## TEXTO SELECCIONADO
>>>>

EL PAíS › V ROBERTO BOUZAS.

Infección hospitalaria

Hasta hace algunas semanas la prolongada crisis de la economía argentina parecía confinada a los límites del Río de la Plata. Sólo la uruguaya, íntimamente ligada a la argentina, padecía un riesgo cierto de “contagio”. La tardía asistencia del FMI fue insuficiente. En un contexto en el que sus principales socios comerciales administran con dificultad regímenes de tipo de cambio flotante después de haber pasado por grandes devaluaciones, el régimen de bandas cambiarias de Uruguay parecía condenado. Ahora el temor es que ocurra una crisis bancaria como la que vive la Argentina desde fines del año pasado. Sin embargo, en las últimas semanas Brasil se sumó al cuadro de crisis regional aguda, levantando el fantasma del “contagio” regional. No hay duda de que los mercados emergentes están sujetos a fases de optimismo y pesimismo exacerbado, pero la crisis brasileña tiene razones más profundas que el mero “contagio” argentino.
En primer lugar, Brasil está en una frágil situación económica desde hace algún tiempo. Si bien la estructura de su deuda pública es diferente de la de la Argentina (la proporción de pasivos denominados en dólares es menor), cerca de la mitad se encuentra indexada a la tasa de interés y un tercio al dólar. La deuda pública total supera, además, el 50 por ciento del PIB. En 2001 el déficit en cuenta corriente alcanzó los 25 mil millones de dólares y las estimaciones oficiales para este año y el próximo lo ubican entre los 20 y 23 mil millones. En este contexto, Brasil enfrenta necesidades de financiamiento externo muy significativas. Brasil no es la Argentina, pero se le parece. Esta frágil situación tiene lugar en un contexto preelectoral que provoca incertidumbre. En el caso de triunfar el Partido de los Trabajadores hay pocas dudas de que la política económica sufrirá ajustes. Pero, curiosamente, también es muy probable que haya ajustes si resulta victorioso el candidato oficialista. El precario equilibrio de los dos últimos años no parece sostenible en el tiempo. Otra vez, salvando las distancias, Brasil enfrenta dilemas parecidos a los de la Argentina en tiempos de la caja de conversión.

<<<<

## PROBLEMAS PARA RESOLVER
(a) Pasa al inglés esta oración del texto sobre la crisis económica regional: «Brasil no es la Argentina, pero se le parece».
(b) Sigue escribiendo el texto sobre la crisis económica regional desde el punto donde termina.
Los datos no tienen nada que ver con el texto sobre la crisis económica regional.

## DATOS DEL CONJUNTO
>>>>

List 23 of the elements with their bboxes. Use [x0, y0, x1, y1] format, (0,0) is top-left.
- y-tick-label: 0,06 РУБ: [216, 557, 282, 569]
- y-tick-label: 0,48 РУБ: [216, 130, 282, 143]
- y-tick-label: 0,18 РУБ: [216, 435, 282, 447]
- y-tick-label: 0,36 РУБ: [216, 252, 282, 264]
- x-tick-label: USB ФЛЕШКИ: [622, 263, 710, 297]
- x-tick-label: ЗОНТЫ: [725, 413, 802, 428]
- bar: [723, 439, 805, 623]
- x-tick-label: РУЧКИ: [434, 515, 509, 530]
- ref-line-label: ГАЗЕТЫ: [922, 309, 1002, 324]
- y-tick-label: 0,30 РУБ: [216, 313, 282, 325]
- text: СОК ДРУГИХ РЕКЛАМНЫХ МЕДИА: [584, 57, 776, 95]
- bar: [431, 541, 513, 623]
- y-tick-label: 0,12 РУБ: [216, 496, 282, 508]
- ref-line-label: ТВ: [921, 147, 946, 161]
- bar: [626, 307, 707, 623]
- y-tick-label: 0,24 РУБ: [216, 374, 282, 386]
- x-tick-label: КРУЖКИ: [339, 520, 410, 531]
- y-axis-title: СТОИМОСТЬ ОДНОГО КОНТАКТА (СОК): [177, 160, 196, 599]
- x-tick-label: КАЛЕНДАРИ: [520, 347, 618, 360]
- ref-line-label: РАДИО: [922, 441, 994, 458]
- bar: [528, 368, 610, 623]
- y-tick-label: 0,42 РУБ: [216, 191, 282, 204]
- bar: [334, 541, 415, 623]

<<<<

## RESPUESTAS
(a) Brazil is not Argentina, but it resembles it.

(b)
Además de los factores internos, Brasil está sufriendo un “contagio” que tiene menos que ver con la Argentina que con las señales que provienen de Estados Unidos y del FMI. Cada vez está más claro que ni el gobierno de Estados Unidos ni el Fondo Monetario Internacional tienen mucha idea de cómo actuar con eficacia frente a las crisis financieras que sacuden a la región y antes lo hicieron con el este de Asia. La única política de alcance hemisférico de la administración Bush, las negociaciones del ALCA, está entre paréntesis debido a la reticencia del Congreso norteamericano a asumir nuevos compromisos y a las propias iniciativas del Ejecutivo, como la nueva legislación agrícola. Sería un equívoco ver en esto una estrategia. En mi opinión se trata más bien de lo contrario.
El FMI sufre problemas similares, que se agravan porque el organismo es objeto de miradas críticas, aunque desde ángulos distintos, debido a su desempeño reciente. Por otra parte, la responsabilidad de las acciones de sus funcionarios se ejerce ante un colectivo de representantes nacionales entre quienes también predominan las divergencias. Con una administración norteamericana inclinada al papel de observador, la apuesta más segura es dar larga a las negociaciones bajo un manto de demandas insatisfechas.
En resumen, el “contagio” más grave que afecta a Brasil proviene de la evidencia de que el FMI carece de respuestas efectivas para la dimensión de los desafíos que plantea un mercado internacional de capitales integrado y estructuras nacionales de gobierno. La propuesta de Rudiger Dornbusch de colocar la política económica argentina bajo la autoridad de un comité internacional de expertos parece esotérica, pero es reflejo de las tensiones que produce la contradicción apuntada. El problema de Brasil, y el de la Argentina, es más profundo que el “contagio” regional. Tiene raíces domésticas y ocurre en un contexto internacional en el que los instrumentos de intervención han perdido efectividad y carecen delegitimidad política. Esta tensión puede aliviarse de dos maneras: o se construyen instituciones internacionales a la altura de las necesidades o asistimos a crisis periódicas con sus secuelas de más fragmentación y aislamiento. Entre ambas opciones está el camino accidentado de la última década.